[Collected data entries]
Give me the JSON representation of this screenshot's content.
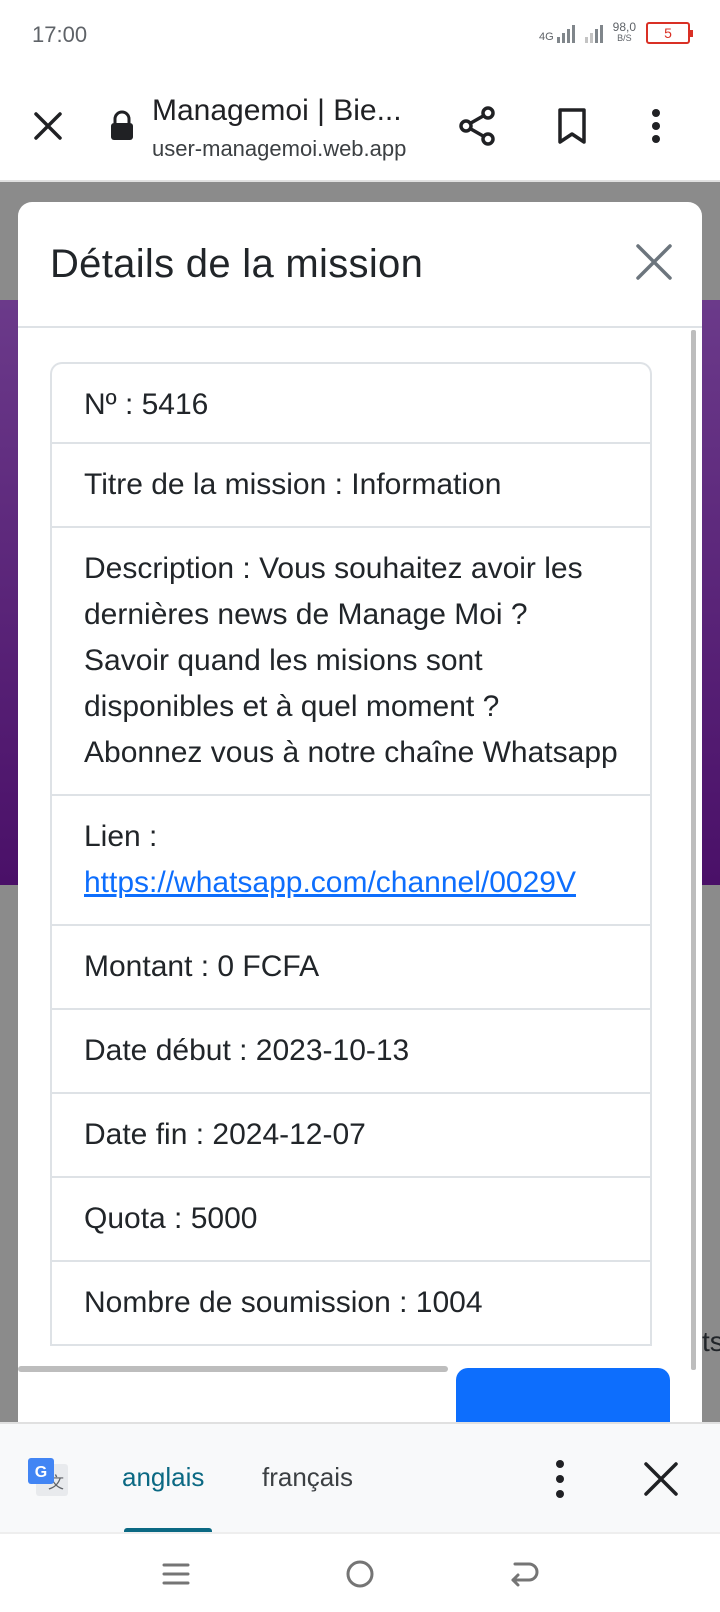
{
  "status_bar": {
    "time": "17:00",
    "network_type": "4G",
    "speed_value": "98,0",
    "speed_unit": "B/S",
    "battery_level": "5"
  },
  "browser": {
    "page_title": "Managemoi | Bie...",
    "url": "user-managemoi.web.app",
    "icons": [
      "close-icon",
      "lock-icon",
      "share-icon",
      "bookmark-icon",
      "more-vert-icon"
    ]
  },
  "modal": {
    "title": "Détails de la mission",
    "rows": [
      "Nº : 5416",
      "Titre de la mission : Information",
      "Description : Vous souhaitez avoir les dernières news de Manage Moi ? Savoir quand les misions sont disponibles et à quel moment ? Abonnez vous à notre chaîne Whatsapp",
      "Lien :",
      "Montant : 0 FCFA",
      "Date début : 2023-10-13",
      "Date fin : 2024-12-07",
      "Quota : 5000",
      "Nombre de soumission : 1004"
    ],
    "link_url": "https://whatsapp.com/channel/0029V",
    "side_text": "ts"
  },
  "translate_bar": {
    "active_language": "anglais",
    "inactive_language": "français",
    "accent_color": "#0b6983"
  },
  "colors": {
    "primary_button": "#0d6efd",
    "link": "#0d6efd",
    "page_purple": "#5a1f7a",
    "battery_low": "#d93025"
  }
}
==
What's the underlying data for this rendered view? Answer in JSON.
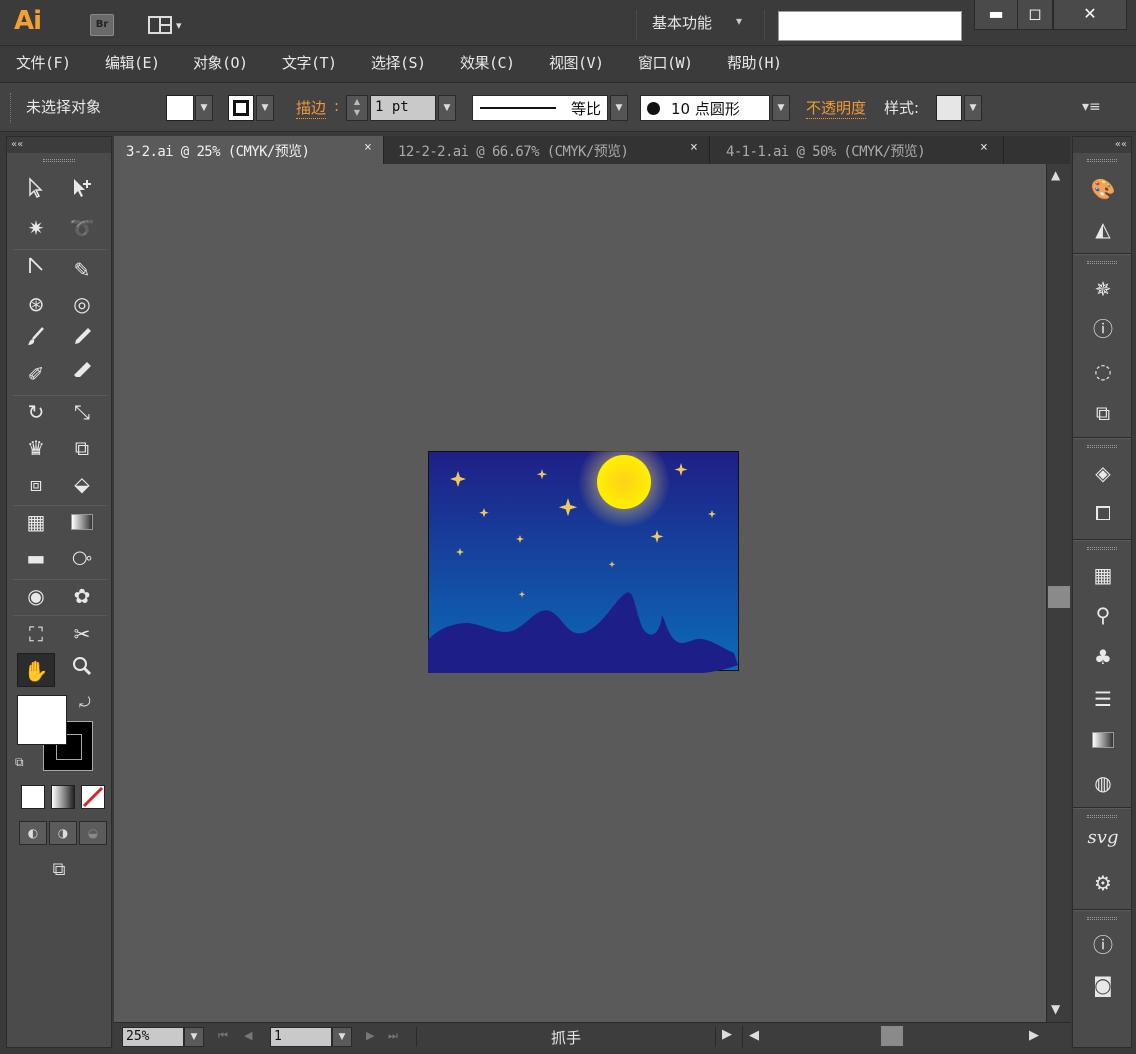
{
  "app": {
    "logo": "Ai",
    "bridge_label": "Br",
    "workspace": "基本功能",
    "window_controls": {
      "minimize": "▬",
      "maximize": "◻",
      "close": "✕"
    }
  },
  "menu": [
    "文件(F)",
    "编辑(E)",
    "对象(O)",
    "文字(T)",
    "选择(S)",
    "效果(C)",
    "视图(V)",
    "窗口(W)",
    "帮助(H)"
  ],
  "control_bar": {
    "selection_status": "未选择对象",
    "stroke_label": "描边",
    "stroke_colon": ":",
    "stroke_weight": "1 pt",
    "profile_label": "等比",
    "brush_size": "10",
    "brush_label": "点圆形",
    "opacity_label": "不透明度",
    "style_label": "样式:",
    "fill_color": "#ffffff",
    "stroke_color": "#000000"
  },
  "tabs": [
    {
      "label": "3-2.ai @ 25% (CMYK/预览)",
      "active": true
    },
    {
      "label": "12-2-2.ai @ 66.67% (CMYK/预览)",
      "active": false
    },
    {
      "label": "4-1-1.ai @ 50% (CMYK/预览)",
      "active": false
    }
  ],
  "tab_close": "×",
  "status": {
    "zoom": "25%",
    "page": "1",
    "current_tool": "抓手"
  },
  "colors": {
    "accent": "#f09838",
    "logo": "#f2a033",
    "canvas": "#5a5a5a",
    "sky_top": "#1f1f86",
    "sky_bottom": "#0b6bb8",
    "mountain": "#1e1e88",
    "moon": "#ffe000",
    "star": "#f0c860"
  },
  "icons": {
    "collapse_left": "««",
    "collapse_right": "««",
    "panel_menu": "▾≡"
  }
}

# PROBLEM TO SOLVE:
From the entries above, collect every line with the string "JSON" in it.

# WRITTEN SOLUTION:
Give me the JSON representation of this screenshot's content.
What's the underlying data for this rendered view? Answer in JSON.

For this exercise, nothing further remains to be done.